+++ Data rows
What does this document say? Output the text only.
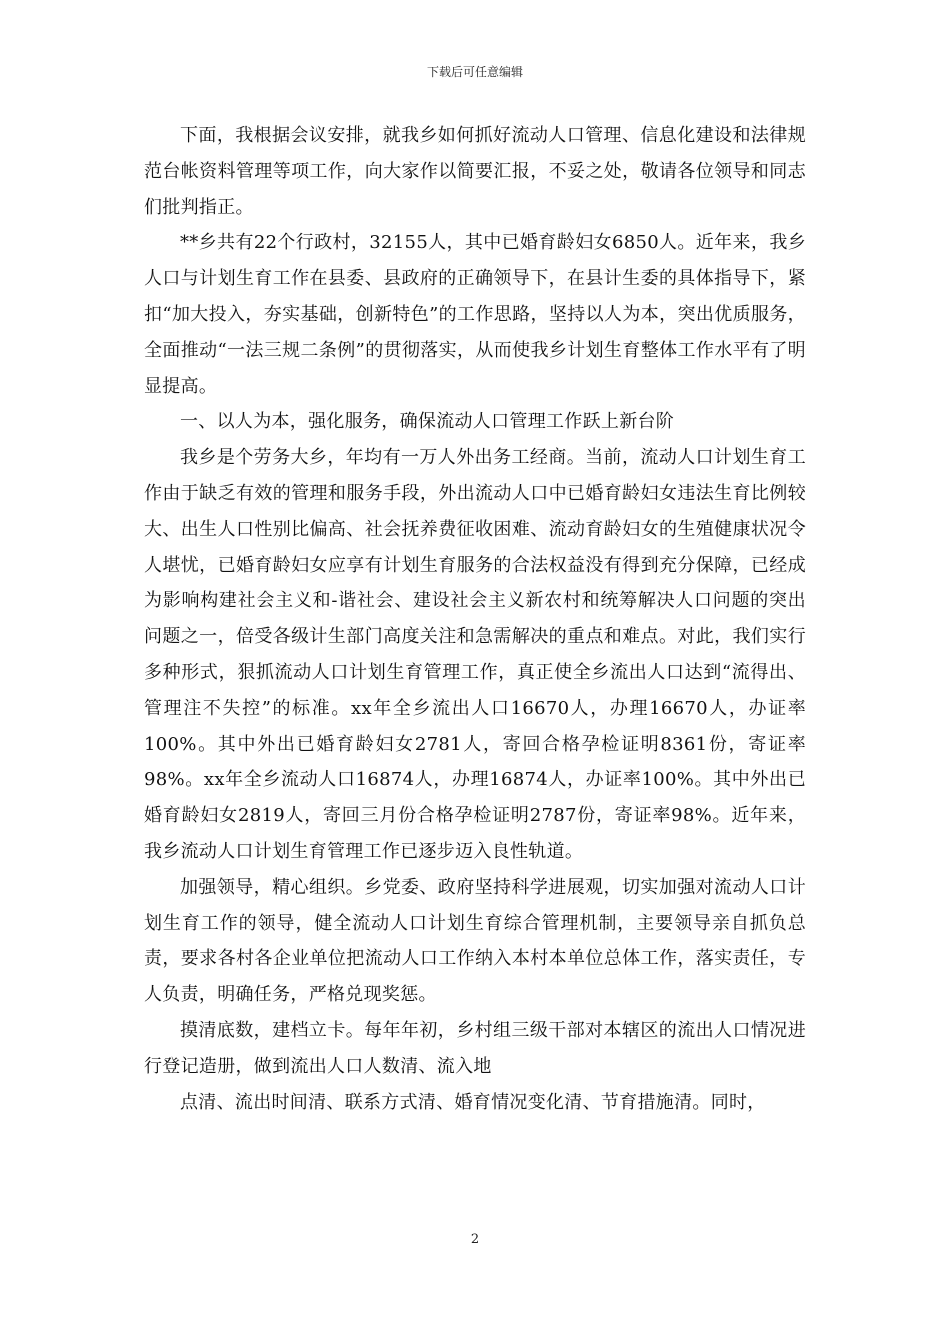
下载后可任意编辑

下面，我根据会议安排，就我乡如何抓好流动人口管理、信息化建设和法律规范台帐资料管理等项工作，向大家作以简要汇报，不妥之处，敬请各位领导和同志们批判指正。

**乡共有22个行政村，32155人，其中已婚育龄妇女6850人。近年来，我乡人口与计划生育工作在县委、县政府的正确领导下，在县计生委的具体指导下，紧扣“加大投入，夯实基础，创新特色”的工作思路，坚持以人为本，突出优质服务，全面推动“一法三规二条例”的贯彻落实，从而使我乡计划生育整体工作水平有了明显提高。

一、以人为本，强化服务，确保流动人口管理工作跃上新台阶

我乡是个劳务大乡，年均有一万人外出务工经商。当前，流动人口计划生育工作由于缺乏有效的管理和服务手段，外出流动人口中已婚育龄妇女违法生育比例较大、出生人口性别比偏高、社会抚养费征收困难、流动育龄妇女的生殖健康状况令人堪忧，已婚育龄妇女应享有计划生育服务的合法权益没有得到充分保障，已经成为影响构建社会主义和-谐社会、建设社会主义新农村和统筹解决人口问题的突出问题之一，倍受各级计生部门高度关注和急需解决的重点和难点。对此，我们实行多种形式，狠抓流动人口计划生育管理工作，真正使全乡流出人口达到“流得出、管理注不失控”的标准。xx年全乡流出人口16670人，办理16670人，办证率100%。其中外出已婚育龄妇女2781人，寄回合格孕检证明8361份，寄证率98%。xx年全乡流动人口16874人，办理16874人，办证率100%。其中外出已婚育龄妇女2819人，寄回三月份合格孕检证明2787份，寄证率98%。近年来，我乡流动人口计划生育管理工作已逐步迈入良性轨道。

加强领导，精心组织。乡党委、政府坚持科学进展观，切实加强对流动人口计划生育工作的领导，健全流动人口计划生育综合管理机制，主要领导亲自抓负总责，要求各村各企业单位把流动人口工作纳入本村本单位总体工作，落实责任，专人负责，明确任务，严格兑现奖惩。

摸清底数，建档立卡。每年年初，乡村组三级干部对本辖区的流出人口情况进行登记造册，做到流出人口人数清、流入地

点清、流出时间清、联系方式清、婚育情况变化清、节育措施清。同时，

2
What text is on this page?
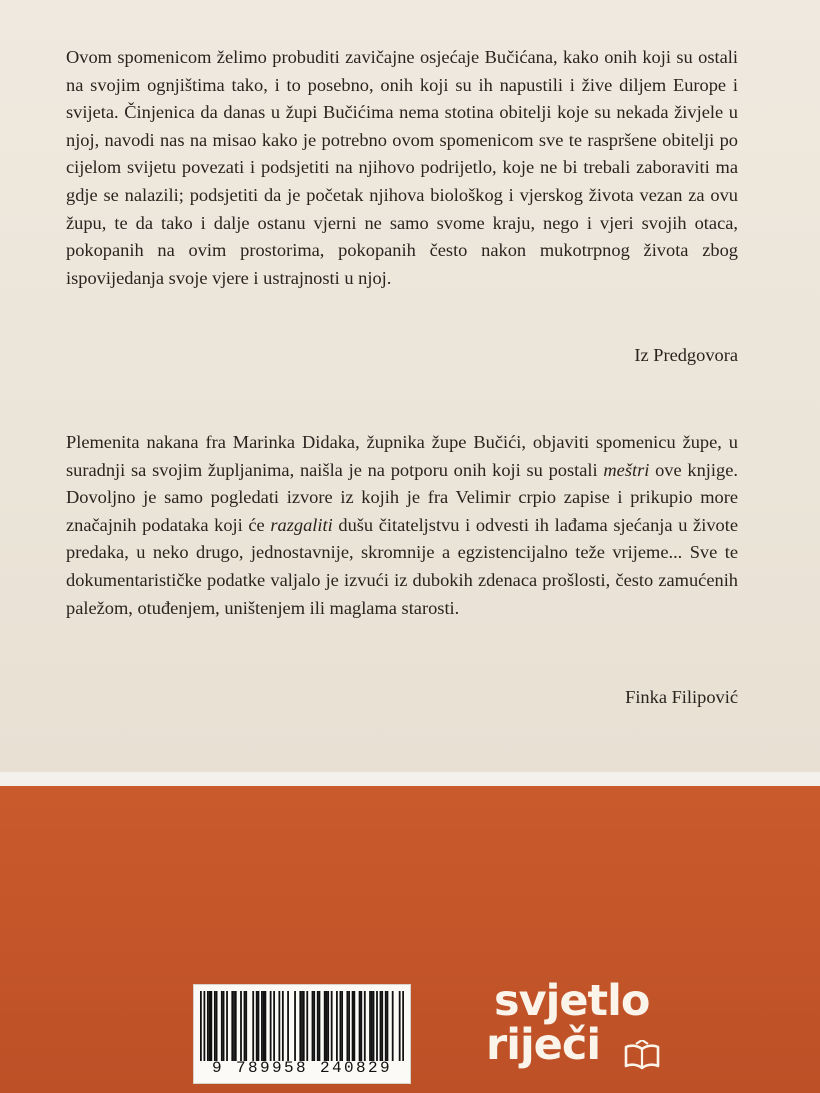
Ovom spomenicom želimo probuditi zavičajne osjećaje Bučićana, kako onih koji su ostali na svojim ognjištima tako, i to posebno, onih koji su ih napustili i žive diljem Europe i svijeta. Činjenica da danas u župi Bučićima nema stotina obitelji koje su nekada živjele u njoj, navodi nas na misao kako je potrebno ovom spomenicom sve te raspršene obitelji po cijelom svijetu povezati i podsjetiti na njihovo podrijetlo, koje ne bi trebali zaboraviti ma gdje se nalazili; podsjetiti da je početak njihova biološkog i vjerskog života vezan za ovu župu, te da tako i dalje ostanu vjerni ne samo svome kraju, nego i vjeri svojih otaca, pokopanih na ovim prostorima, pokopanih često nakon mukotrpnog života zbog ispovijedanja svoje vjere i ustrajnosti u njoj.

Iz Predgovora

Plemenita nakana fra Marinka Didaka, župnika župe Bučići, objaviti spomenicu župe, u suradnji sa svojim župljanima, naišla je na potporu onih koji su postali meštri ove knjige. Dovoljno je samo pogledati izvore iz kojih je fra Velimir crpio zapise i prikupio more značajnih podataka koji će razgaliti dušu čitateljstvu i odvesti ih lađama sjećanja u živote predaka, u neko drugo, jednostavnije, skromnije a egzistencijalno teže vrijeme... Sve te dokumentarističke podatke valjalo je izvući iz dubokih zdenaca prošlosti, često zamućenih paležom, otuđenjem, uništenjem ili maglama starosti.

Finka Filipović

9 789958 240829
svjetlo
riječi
++++++
+++ Data rows
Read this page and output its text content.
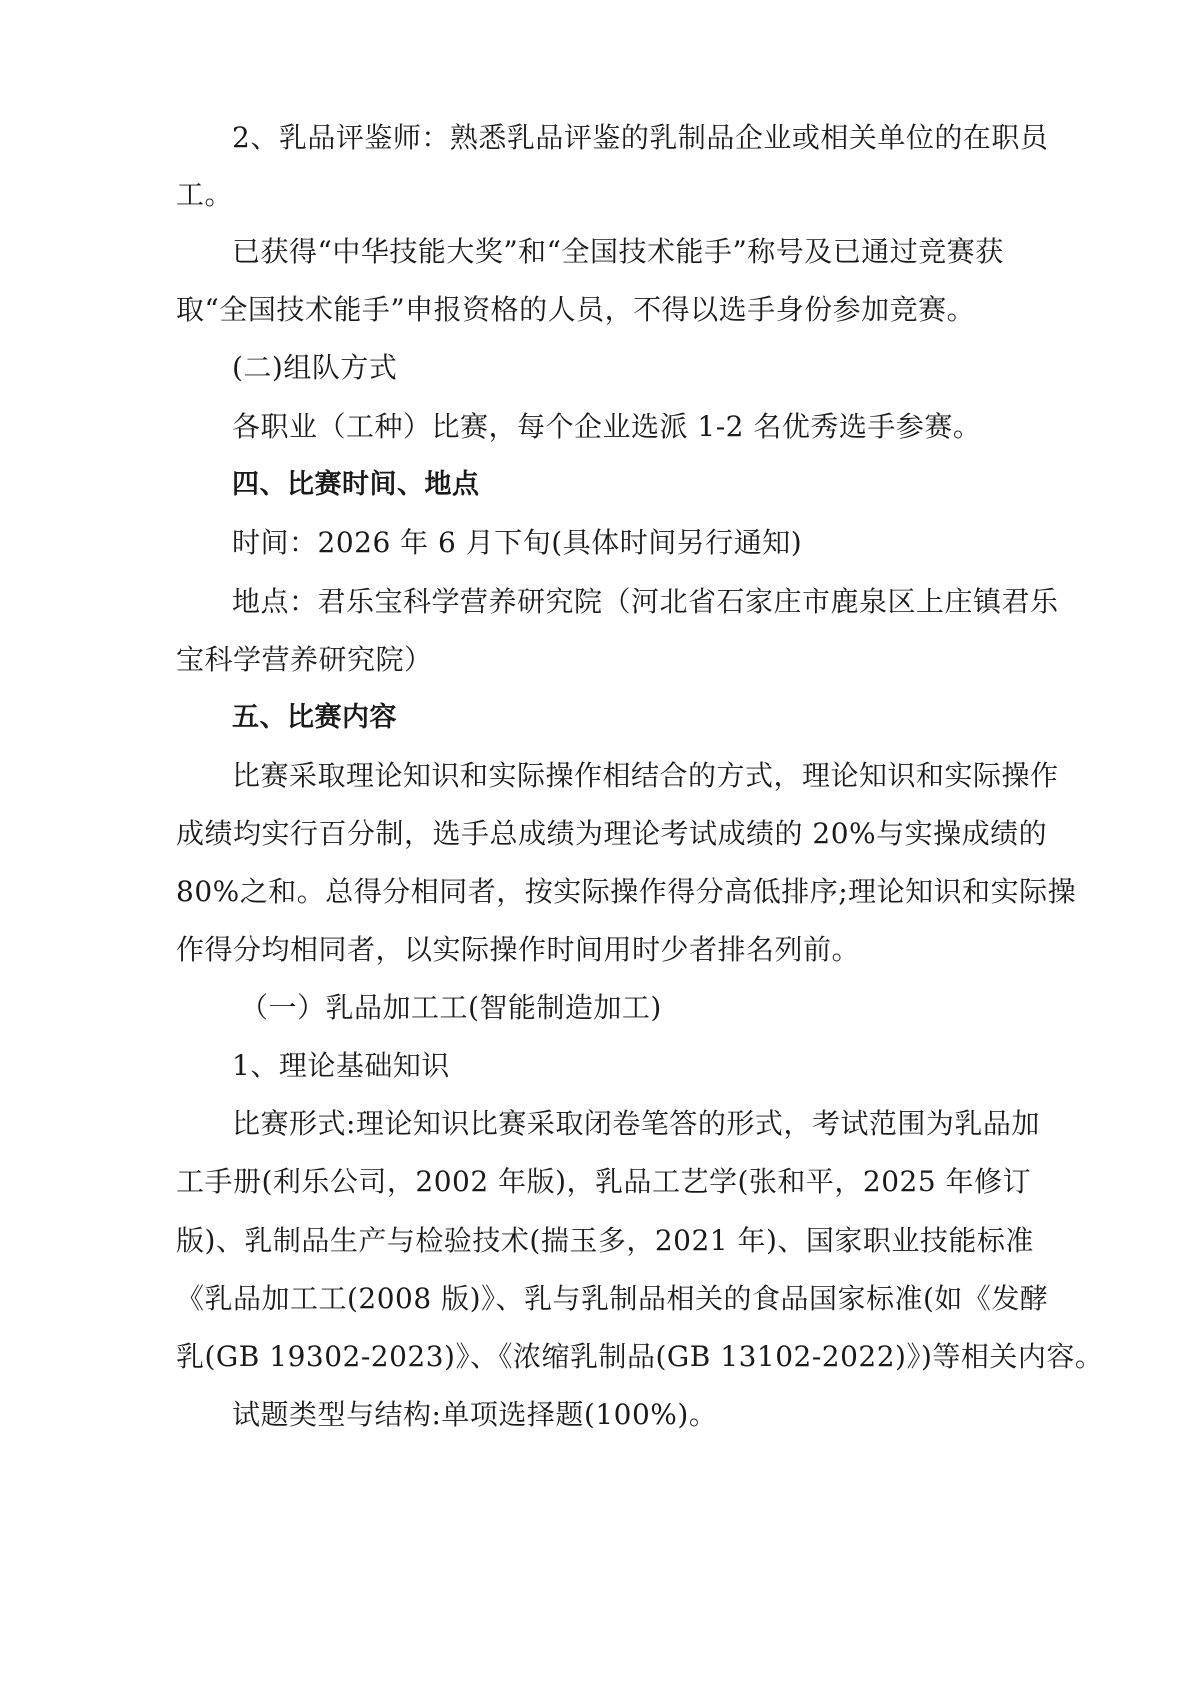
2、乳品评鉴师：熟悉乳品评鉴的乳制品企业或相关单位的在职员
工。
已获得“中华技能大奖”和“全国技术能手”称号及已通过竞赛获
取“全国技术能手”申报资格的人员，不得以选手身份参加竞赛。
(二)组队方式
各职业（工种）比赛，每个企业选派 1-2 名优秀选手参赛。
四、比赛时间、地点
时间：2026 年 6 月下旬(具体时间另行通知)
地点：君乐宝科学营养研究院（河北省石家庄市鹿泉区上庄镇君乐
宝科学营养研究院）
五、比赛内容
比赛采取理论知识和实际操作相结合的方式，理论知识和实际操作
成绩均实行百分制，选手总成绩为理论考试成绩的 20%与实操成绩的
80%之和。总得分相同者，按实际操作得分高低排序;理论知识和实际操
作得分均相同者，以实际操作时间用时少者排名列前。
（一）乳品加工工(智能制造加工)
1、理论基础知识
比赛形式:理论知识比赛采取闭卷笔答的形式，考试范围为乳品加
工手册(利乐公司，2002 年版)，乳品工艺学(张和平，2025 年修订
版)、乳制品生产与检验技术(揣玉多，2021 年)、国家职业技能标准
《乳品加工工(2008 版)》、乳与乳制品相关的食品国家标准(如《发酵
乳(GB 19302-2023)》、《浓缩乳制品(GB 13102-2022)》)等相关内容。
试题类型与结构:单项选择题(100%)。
++++++
Instructions for the task
Filter the records, keeping only lines that contain "text", and show those lines.

Result for this exercise
What does this document say? Output the text only.
What text is on this page?
Read this page and output its text content.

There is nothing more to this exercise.